* Begin *

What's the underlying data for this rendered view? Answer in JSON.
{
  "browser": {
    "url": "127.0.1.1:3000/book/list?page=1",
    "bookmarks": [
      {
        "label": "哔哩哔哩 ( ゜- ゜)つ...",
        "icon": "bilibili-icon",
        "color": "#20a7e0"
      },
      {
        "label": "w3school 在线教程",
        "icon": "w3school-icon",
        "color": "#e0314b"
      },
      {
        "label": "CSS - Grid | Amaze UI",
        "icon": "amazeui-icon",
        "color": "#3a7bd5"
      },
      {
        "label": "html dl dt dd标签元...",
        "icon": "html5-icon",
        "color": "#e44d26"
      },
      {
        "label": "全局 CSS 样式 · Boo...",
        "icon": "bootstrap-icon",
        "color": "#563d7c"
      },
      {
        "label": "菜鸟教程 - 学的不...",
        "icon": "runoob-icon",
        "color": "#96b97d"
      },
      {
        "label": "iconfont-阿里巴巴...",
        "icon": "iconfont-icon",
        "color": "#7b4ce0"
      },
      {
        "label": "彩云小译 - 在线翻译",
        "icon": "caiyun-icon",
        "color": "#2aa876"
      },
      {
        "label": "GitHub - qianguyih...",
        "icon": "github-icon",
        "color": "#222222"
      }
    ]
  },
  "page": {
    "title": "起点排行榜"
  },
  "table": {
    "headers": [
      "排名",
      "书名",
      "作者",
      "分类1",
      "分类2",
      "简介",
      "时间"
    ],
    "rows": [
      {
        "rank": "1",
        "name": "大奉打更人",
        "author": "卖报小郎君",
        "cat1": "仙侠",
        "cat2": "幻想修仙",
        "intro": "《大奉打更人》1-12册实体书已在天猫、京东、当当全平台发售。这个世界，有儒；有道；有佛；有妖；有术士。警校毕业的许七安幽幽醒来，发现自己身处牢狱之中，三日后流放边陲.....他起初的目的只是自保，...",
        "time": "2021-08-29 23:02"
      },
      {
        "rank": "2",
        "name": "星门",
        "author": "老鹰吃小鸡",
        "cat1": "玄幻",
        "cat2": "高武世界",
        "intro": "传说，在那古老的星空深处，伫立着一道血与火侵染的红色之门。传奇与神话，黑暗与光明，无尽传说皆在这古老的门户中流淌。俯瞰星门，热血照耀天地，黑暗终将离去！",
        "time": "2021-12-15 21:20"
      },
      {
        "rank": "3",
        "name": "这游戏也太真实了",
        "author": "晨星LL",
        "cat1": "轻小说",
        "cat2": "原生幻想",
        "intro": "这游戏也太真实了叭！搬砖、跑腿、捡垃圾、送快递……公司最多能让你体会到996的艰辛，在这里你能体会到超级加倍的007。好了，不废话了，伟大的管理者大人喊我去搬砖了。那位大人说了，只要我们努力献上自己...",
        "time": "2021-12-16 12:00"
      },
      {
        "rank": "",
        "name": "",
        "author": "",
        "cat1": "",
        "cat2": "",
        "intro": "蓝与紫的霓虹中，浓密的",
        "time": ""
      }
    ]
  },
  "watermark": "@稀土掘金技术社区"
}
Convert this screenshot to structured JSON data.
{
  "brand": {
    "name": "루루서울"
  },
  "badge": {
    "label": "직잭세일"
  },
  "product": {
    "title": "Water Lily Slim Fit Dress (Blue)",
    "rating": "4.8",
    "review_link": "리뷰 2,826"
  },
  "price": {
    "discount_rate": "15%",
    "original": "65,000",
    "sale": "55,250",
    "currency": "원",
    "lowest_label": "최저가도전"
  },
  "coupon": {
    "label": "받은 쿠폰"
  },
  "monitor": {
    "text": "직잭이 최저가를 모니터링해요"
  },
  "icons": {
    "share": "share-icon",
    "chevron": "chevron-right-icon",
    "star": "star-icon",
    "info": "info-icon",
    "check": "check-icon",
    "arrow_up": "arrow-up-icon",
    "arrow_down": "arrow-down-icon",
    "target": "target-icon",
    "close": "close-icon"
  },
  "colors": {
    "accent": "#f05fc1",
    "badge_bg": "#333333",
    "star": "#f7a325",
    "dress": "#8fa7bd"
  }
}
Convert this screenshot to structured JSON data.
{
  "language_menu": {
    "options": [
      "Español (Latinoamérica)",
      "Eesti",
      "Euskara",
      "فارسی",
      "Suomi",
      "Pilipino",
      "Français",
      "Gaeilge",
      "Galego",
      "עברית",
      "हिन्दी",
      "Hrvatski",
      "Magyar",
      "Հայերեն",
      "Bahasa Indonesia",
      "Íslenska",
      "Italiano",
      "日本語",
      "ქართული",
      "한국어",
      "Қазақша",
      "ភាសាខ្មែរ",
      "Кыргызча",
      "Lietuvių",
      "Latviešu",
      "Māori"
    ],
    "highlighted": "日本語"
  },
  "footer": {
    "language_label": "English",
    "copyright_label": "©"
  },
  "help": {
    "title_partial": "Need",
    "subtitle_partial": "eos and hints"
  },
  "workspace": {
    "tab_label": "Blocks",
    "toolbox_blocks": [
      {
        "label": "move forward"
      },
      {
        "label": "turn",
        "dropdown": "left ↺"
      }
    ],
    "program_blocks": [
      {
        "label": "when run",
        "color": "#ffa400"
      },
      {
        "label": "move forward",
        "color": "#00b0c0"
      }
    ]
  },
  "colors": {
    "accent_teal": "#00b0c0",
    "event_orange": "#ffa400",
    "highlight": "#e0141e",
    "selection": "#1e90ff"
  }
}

* End *

WHAT YOU SHOULD DO → Each entry above is to be quoted exactly.

TASK RESPONSE →
What's the underlying data for this rendered view? Answer in JSON.
{
  "browser": {
    "url": "127.0.1.1:3000/book/list?page=1",
    "bookmarks": [
      {
        "label": "哔哩哔哩 ( ゜- ゜)つ...",
        "icon": "bilibili-icon",
        "color": "#20a7e0"
      },
      {
        "label": "w3school 在线教程",
        "icon": "w3school-icon",
        "color": "#e0314b"
      },
      {
        "label": "CSS - Grid | Amaze UI",
        "icon": "amazeui-icon",
        "color": "#3a7bd5"
      },
      {
        "label": "html dl dt dd标签元...",
        "icon": "html5-icon",
        "color": "#e44d26"
      },
      {
        "label": "全局 CSS 样式 · Boo...",
        "icon": "bootstrap-icon",
        "color": "#563d7c"
      },
      {
        "label": "菜鸟教程 - 学的不...",
        "icon": "runoob-icon",
        "color": "#96b97d"
      },
      {
        "label": "iconfont-阿里巴巴...",
        "icon": "iconfont-icon",
        "color": "#7b4ce0"
      },
      {
        "label": "彩云小译 - 在线翻译",
        "icon": "caiyun-icon",
        "color": "#2aa876"
      },
      {
        "label": "GitHub - qianguyih...",
        "icon": "github-icon",
        "color": "#222222"
      }
    ]
  },
  "page": {
    "title": "起点排行榜"
  },
  "table": {
    "headers": [
      "排名",
      "书名",
      "作者",
      "分类1",
      "分类2",
      "简介",
      "时间"
    ],
    "rows": [
      {
        "rank": "1",
        "name": "大奉打更人",
        "author": "卖报小郎君",
        "cat1": "仙侠",
        "cat2": "幻想修仙",
        "intro": "《大奉打更人》1-12册实体书已在天猫、京东、当当全平台发售。这个世界，有儒；有道；有佛；有妖；有术士。警校毕业的许七安幽幽醒来，发现自己身处牢狱之中，三日后流放边陲.....他起初的目的只是自保，...",
        "time": "2021-08-29 23:02"
      },
      {
        "rank": "2",
        "name": "星门",
        "author": "老鹰吃小鸡",
        "cat1": "玄幻",
        "cat2": "高武世界",
        "intro": "传说，在那古老的星空深处，伫立着一道血与火侵染的红色之门。传奇与神话，黑暗与光明，无尽传说皆在这古老的门户中流淌。俯瞰星门，热血照耀天地，黑暗终将离去！",
        "time": "2021-12-15 21:20"
      },
      {
        "rank": "3",
        "name": "这游戏也太真实了",
        "author": "晨星LL",
        "cat1": "轻小说",
        "cat2": "原生幻想",
        "intro": "这游戏也太真实了叭！搬砖、跑腿、捡垃圾、送快递……公司最多能让你体会到996的艰辛，在这里你能体会到超级加倍的007。好了，不废话了，伟大的管理者大人喊我去搬砖了。那位大人说了，只要我们努力献上自己...",
        "time": "2021-12-16 12:00"
      },
      {
        "rank": "",
        "name": "",
        "author": "",
        "cat1": "",
        "cat2": "",
        "intro": "蓝与紫的霓虹中，浓密的",
        "time": ""
      }
    ]
  },
  "watermark": "@稀土掘金技术社区"
}
Convert this screenshot to structured JSON data.
{
  "brand": {
    "name": "루루서울"
  },
  "badge": {
    "label": "직잭세일"
  },
  "product": {
    "title": "Water Lily Slim Fit Dress (Blue)",
    "rating": "4.8",
    "review_link": "리뷰 2,826"
  },
  "price": {
    "discount_rate": "15%",
    "original": "65,000",
    "sale": "55,250",
    "currency": "원",
    "lowest_label": "최저가도전"
  },
  "coupon": {
    "label": "받은 쿠폰"
  },
  "monitor": {
    "text": "직잭이 최저가를 모니터링해요"
  },
  "icons": {
    "share": "share-icon",
    "chevron": "chevron-right-icon",
    "star": "star-icon",
    "info": "info-icon",
    "check": "check-icon",
    "arrow_up": "arrow-up-icon",
    "arrow_down": "arrow-down-icon",
    "target": "target-icon",
    "close": "close-icon"
  },
  "colors": {
    "accent": "#f05fc1",
    "badge_bg": "#333333",
    "star": "#f7a325",
    "dress": "#8fa7bd"
  }
}
Convert this screenshot to structured JSON data.
{
  "language_menu": {
    "options": [
      "Español (Latinoamérica)",
      "Eesti",
      "Euskara",
      "فارسی",
      "Suomi",
      "Pilipino",
      "Français",
      "Gaeilge",
      "Galego",
      "עברית",
      "हिन्दी",
      "Hrvatski",
      "Magyar",
      "Հայերեն",
      "Bahasa Indonesia",
      "Íslenska",
      "Italiano",
      "日本語",
      "ქართული",
      "한국어",
      "Қазақша",
      "ភាសាខ្មែរ",
      "Кыргызча",
      "Lietuvių",
      "Latviešu",
      "Māori"
    ],
    "highlighted": "日本語"
  },
  "footer": {
    "language_label": "English",
    "copyright_label": "©"
  },
  "help": {
    "title_partial": "Need",
    "subtitle_partial": "eos and hints"
  },
  "workspace": {
    "tab_label": "Blocks",
    "toolbox_blocks": [
      {
        "label": "move forward"
      },
      {
        "label": "turn",
        "dropdown": "left ↺"
      }
    ],
    "program_blocks": [
      {
        "label": "when run",
        "color": "#ffa400"
      },
      {
        "label": "move forward",
        "color": "#00b0c0"
      }
    ]
  },
  "colors": {
    "accent_teal": "#00b0c0",
    "event_orange": "#ffa400",
    "highlight": "#e0141e",
    "selection": "#1e90ff"
  }
}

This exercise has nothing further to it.